***** PROVIDED RECORDS *****
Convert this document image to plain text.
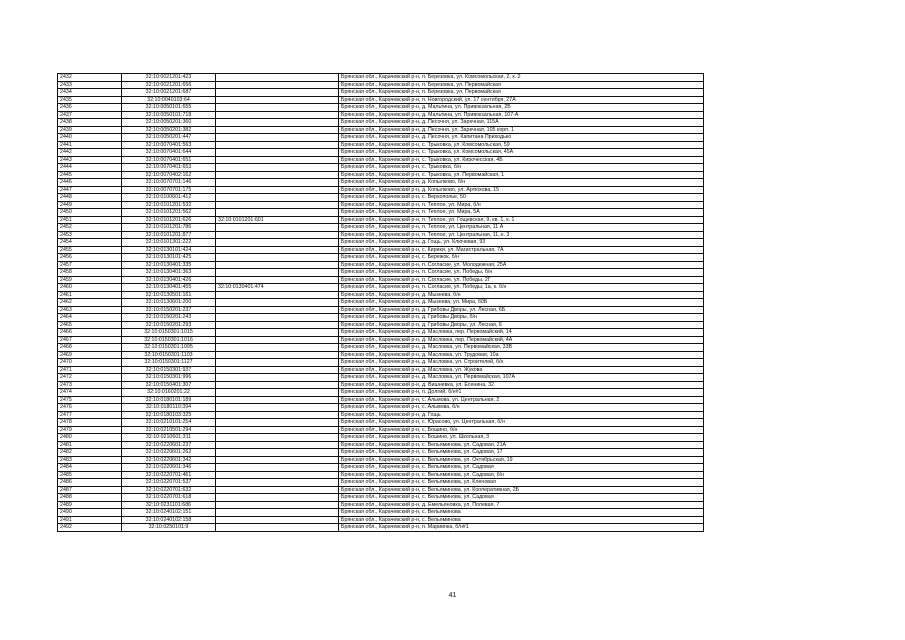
2432	32:10:0021201:423		Брянская обл., Карачевский р-н, п. Березовка, ул. Комсомольская, 2, к. 2
2433	32:10:0021201:656		Брянская обл., Карачевский р-н, п. Березовка, ул. Первомайская
2434	32:10:0021201:687		Брянская обл., Карачевский р-н, п. Березовка, ул. Первомайская
2435	32:10:0040103:64		Брянская обл., Карачевский р-н, п. Новгородский, ул. 17 сентября, 27А
2436	32:10:0050101:655		Брянская обл., Карачевский р-н, д. Мальтина, ул. Привокзальная, 2Б
2437	32:10:0050101:718		Брянская обл., Карачевский р-н, д. Мальтина, ул. Привокзальная, 107-А
2438	32:10:0050201:360		Брянская обл., Карачевский р-н, д. Песочня, ул. Заречная, 115А
2439	32:10:0050201:382		Брянская обл., Карачевский р-н, д. Песочня, ул. Заречная, 105 корп. 1
2440	32:10:0050201:447		Брянская обл., Карачевский р-н, д. Песочня, ул. Капитана Приходько
2441	32:10:0070401:563		Брянская обл., Карачевский р-н, с. Трыковка, ул. Комсомольская, 59
2442	32:10:0070401:644		Брянская обл., Карачевский р-н, с. Трыковка, ул. Комсомольская, 45А
2443	32:10:0070401:651		Брянская обл., Карачевский р-н, с. Трыковка, ул. Кирочесская, 4Б
2444	32:10:0070401:653		Брянская обл., Карачевский р-н, с. Трыковка, б/н
2445	32:10:0070402:162		Брянская обл., Карачевский р-н, с. Трыковка, ул. Первомайская, 1
2446	32:10:0070701:146		Брянская обл., Карачевский р-н, д. Копылково, б/н
2447	32:10:0070701:175		Брянская обл., Карачевский р-н, д. Копылково, ул. Артюхова, 15
2448	32:10:0100601:412		Брянская обл., Карачевский р-н, с. Верхополье, 50
2449	32:10:0101201:532		Брянская обл., Карачевский р-н, п. Теплое, ул. Мира, б/н
2450	32:10:0101201:562		Брянская обл., Карачевский р-н, п. Теплое, ул. Мира, 5А
2451	32:10:0101201:626	32:10:0101201:601	Брянская обл., Карачевский р-н, п. Теплое, ул. Гощевская, 9, кв. 1, к. 1
2452	32:10:0101201:786		Брянская обл., Карачевский р-н, п. Теплое, ул. Центральная, 11 А
2453	32:10:0101201:877		Брянская обл., Карачевский р-н, п. Теплое, ул. Центральная, 11, к. 3
2454	32:10:0101301:222		Брянская обл., Карачевский р-н, д. Гощь, ул. Ключевая, 93
2455	32:10:0130101:424		Брянская обл., Карачевский р-н, с. Кирики, ул. Магистральная, 7А
2456	32:10:0130101:425		Брянская обл., Карачевский р-н, с. Бережок, б/н
2457	32:10:0130401:335		Брянская обл., Карачевский р-н, п. Согласие, ул. Молодежная, 25А
2458	32:10:0130401:363		Брянская обл., Карачевский р-н, п. Согласие, ул. Победы, б/н
2459	32:10:0130401:426		Брянская обл., Карачевский р-н, п. Согласие, ул. Победы, 2Г
2460	32:10:0130401:455	32:10:0130401:474	Брянская обл., Карачевский р-н, п. Согласие, ул. Победы, 1а, к. б/н
2461	32:10:0130501:161		Брянская обл., Карачевский р-н, д. Мызнева, б/н
2462	32:10:0130601:200		Брянская обл., Карачевский р-н, д. Мызнева, ул. Мира, 60Б
2463	32:10:0150201:237		Брянская обл., Карачевский р-н, д. Грибовы Дворы, ул. Лесная, 6Б
2464	32:10:0150201:243		Брянская обл., Карачевский р-н, д. Грибовы Дворы, б/н
2465	32:10:0150201:293		Брянская обл., Карачевский р-н, д. Грибовы Дворы, ул. Лесная, 6
2466	32:10:0150301:1015		Брянская обл., Карачевский р-н, д. Масловка, пер. Первомайский, 14
2467	32:10:0150301:1016		Брянская обл., Карачевский р-н, д. Масловка, пер. Первомайский, 4А
2468	32:10:0150301:1095		Брянская обл., Карачевский р-н, д. Масловка, ул. Первомайская, 33В
2469	32:10:0150301:1103		Брянская обл., Карачевский р-н, д. Масловка, ул. Трудовая, 10а
2470	32:10:0150301:1127		Брянская обл., Карачевский р-н, д. Масловка, ул. Строителей, б/н
2471	32:10:0150301:937		Брянская обл., Карачевский р-н, д. Масловка, ул. Жукова
2472	32:10:0150301:996		Брянская обл., Карачевский р-н, д. Масловка, ул. Первомайская, 107А
2473	32:10:0150401:307		Брянская обл., Карачевский р-н, д. Вишневка, ул. Есенина, 32
2474	32:10:0160201:22		Брянская обл., Карачевский р-н, п. Долгий, б/н#1
2475	32:10:0180101:189		Брянская обл., Карачевский р-н, с. Альмова, ул. Центральная, 2
2476	32:10:0180110:394		Брянская обл., Карачевский р-н, с. Альмова, б/н
2477	32:10:0180103:325		Брянская обл., Карачевский р-н, д. Гощь
2478	32:10:0210101:254		Брянская обл., Карачевский р-н, с. Юрасово, ул. Центральная, б/н
2479	32:10:0210501:294		Брянская обл., Карачевский р-н, с. Бошино, б/н
2480	32:10:0210601:311		Брянская обл., Карачевский р-н, с. Бошино, ул. Школьная, 3
2481	32:10:0220601:237		Брянская обл., Карачевский р-н, с. Вельяминова, ул. Садовая, 21А
2482	32:10:0220601:262		Брянская обл., Карачевский р-н, с. Вельяминова, ул. Садовая, 17
2483	32:10:0220601:342		Брянская обл., Карачевский р-н, с. Вельяминова, ул. Октябрьская, 19
2484	32:10:0220601:346		Брянская обл., Карачевский р-н, с. Вельяминова, ул. Садовая
2485	32:10:0220701:461		Брянская обл., Карачевский р-н, с. Вельяминова, ул. Садовая, б/н
2486	32:10:0220701:537		Брянская обл., Карачевский р-н, с. Вельяминова, ул. Кленовая
2487	32:10:0220701:632		Брянская обл., Карачевский р-н, с. Вельяминова, ул. Кооперативная, 2Б
2488	32:10:0220701:618		Брянская обл., Карачевский р-н, с. Вельяминова, ул. Садовая
2489	32:10:0231101:686		Брянская обл., Карачевский р-н, д. Емельяновка, ул. Полевая, 7
2490	32:10:0240102:151		Брянская обл., Карачевский р-н, с. Вельяминова
2491	32:10:0240102:158		Брянская обл., Карачевский р-н, с. Вельяминова
2492	32:10:0250101:9		Брянская обл., Карачевский р-н, п. Мариинка, б/н#1
41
*****
EXERCISE OBJECTIVE
Write out all the records again, exactly, minus any pictures.

ANSWER FOR THIS EXERCISE
Convert this document image to plain text.
2432	32:10:0021201:423		Брянская обл., Карачевский р-н, п. Березовка, ул. Комсомольская, 2, к. 2
2433	32:10:0021201:656		Брянская обл., Карачевский р-н, п. Березовка, ул. Первомайская
2434	32:10:0021201:687		Брянская обл., Карачевский р-н, п. Березовка, ул. Первомайская
2435	32:10:0040103:64		Брянская обл., Карачевский р-н, п. Новгородский, ул. 17 сентября, 27А
2436	32:10:0050101:655		Брянская обл., Карачевский р-н, д. Мальтина, ул. Привокзальная, 2Б
2437	32:10:0050101:718		Брянская обл., Карачевский р-н, д. Мальтина, ул. Привокзальная, 107-А
2438	32:10:0050201:360		Брянская обл., Карачевский р-н, д. Песочня, ул. Заречная, 115А
2439	32:10:0050201:382		Брянская обл., Карачевский р-н, д. Песочня, ул. Заречная, 105 корп. 1
2440	32:10:0050201:447		Брянская обл., Карачевский р-н, д. Песочня, ул. Капитана Приходько
2441	32:10:0070401:563		Брянская обл., Карачевский р-н, с. Трыковка, ул. Комсомольская, 59
2442	32:10:0070401:644		Брянская обл., Карачевский р-н, с. Трыковка, ул. Комсомольская, 45А
2443	32:10:0070401:651		Брянская обл., Карачевский р-н, с. Трыковка, ул. Кирочесская, 4Б
2444	32:10:0070401:653		Брянская обл., Карачевский р-н, с. Трыковка, б/н
2445	32:10:0070402:162		Брянская обл., Карачевский р-н, с. Трыковка, ул. Первомайская, 1
2446	32:10:0070701:146		Брянская обл., Карачевский р-н, д. Копылково, б/н
2447	32:10:0070701:175		Брянская обл., Карачевский р-н, д. Копылково, ул. Артюхова, 15
2448	32:10:0100601:412		Брянская обл., Карачевский р-н, с. Верхополье, 50
2449	32:10:0101201:532		Брянская обл., Карачевский р-н, п. Теплое, ул. Мира, б/н
2450	32:10:0101201:562		Брянская обл., Карачевский р-н, п. Теплое, ул. Мира, 5А
2451	32:10:0101201:626	32:10:0101201:601	Брянская обл., Карачевский р-н, п. Теплое, ул. Гощевская, 9, кв. 1, к. 1
2452	32:10:0101201:786		Брянская обл., Карачевский р-н, п. Теплое, ул. Центральная, 11 А
2453	32:10:0101201:877		Брянская обл., Карачевский р-н, п. Теплое, ул. Центральная, 11, к. 3
2454	32:10:0101301:222		Брянская обл., Карачевский р-н, д. Гощь, ул. Ключевая, 93
2455	32:10:0130101:424		Брянская обл., Карачевский р-н, с. Кирики, ул. Магистральная, 7А
2456	32:10:0130101:425		Брянская обл., Карачевский р-н, с. Бережок, б/н
2457	32:10:0130401:335		Брянская обл., Карачевский р-н, п. Согласие, ул. Молодежная, 25А
2458	32:10:0130401:363		Брянская обл., Карачевский р-н, п. Согласие, ул. Победы, б/н
2459	32:10:0130401:426		Брянская обл., Карачевский р-н, п. Согласие, ул. Победы, 2Г
2460	32:10:0130401:455	32:10:0130401:474	Брянская обл., Карачевский р-н, п. Согласие, ул. Победы, 1а, к. б/н
2461	32:10:0130501:161		Брянская обл., Карачевский р-н, д. Мызнева, б/н
2462	32:10:0130601:200		Брянская обл., Карачевский р-н, д. Мызнева, ул. Мира, 60Б
2463	32:10:0150201:237		Брянская обл., Карачевский р-н, д. Грибовы Дворы, ул. Лесная, 6Б
2464	32:10:0150201:243		Брянская обл., Карачевский р-н, д. Грибовы Дворы, б/н
2465	32:10:0150201:293		Брянская обл., Карачевский р-н, д. Грибовы Дворы, ул. Лесная, 6
2466	32:10:0150301:1015		Брянская обл., Карачевский р-н, д. Масловка, пер. Первомайский, 14
2467	32:10:0150301:1016		Брянская обл., Карачевский р-н, д. Масловка, пер. Первомайский, 4А
2468	32:10:0150301:1095		Брянская обл., Карачевский р-н, д. Масловка, ул. Первомайская, 33В
2469	32:10:0150301:1103		Брянская обл., Карачевский р-н, д. Масловка, ул. Трудовая, 10а
2470	32:10:0150301:1127		Брянская обл., Карачевский р-н, д. Масловка, ул. Строителей, б/н
2471	32:10:0150301:937		Брянская обл., Карачевский р-н, д. Масловка, ул. Жукова
2472	32:10:0150301:996		Брянская обл., Карачевский р-н, д. Масловка, ул. Первомайская, 107А
2473	32:10:0150401:307		Брянская обл., Карачевский р-н, д. Вишневка, ул. Есенина, 32
2474	32:10:0160201:22		Брянская обл., Карачевский р-н, п. Долгий, б/н#1
2475	32:10:0180101:189		Брянская обл., Карачевский р-н, с. Альмова, ул. Центральная, 2
2476	32:10:0180110:394		Брянская обл., Карачевский р-н, с. Альмова, б/н
2477	32:10:0180103:325		Брянская обл., Карачевский р-н, д. Гощь
2478	32:10:0210101:254		Брянская обл., Карачевский р-н, с. Юрасово, ул. Центральная, б/н
2479	32:10:0210501:294		Брянская обл., Карачевский р-н, с. Бошино, б/н
2480	32:10:0210601:311		Брянская обл., Карачевский р-н, с. Бошино, ул. Школьная, 3
2481	32:10:0220601:237		Брянская обл., Карачевский р-н, с. Вельяминова, ул. Садовая, 21А
2482	32:10:0220601:262		Брянская обл., Карачевский р-н, с. Вельяминова, ул. Садовая, 17
2483	32:10:0220601:342		Брянская обл., Карачевский р-н, с. Вельяминова, ул. Октябрьская, 19
2484	32:10:0220601:346		Брянская обл., Карачевский р-н, с. Вельяминова, ул. Садовая
2485	32:10:0220701:461		Брянская обл., Карачевский р-н, с. Вельяминова, ул. Садовая, б/н
2486	32:10:0220701:537		Брянская обл., Карачевский р-н, с. Вельяминова, ул. Кленовая
2487	32:10:0220701:632		Брянская обл., Карачевский р-н, с. Вельяминова, ул. Кооперативная, 2Б
2488	32:10:0220701:618		Брянская обл., Карачевский р-н, с. Вельяминова, ул. Садовая
2489	32:10:0231101:686		Брянская обл., Карачевский р-н, д. Емельяновка, ул. Полевая, 7
2490	32:10:0240102:151		Брянская обл., Карачевский р-н, с. Вельяминова
2491	32:10:0240102:158		Брянская обл., Карачевский р-н, с. Вельяминова
2492	32:10:0250101:9		Брянская обл., Карачевский р-н, п. Мариинка, б/н#1
41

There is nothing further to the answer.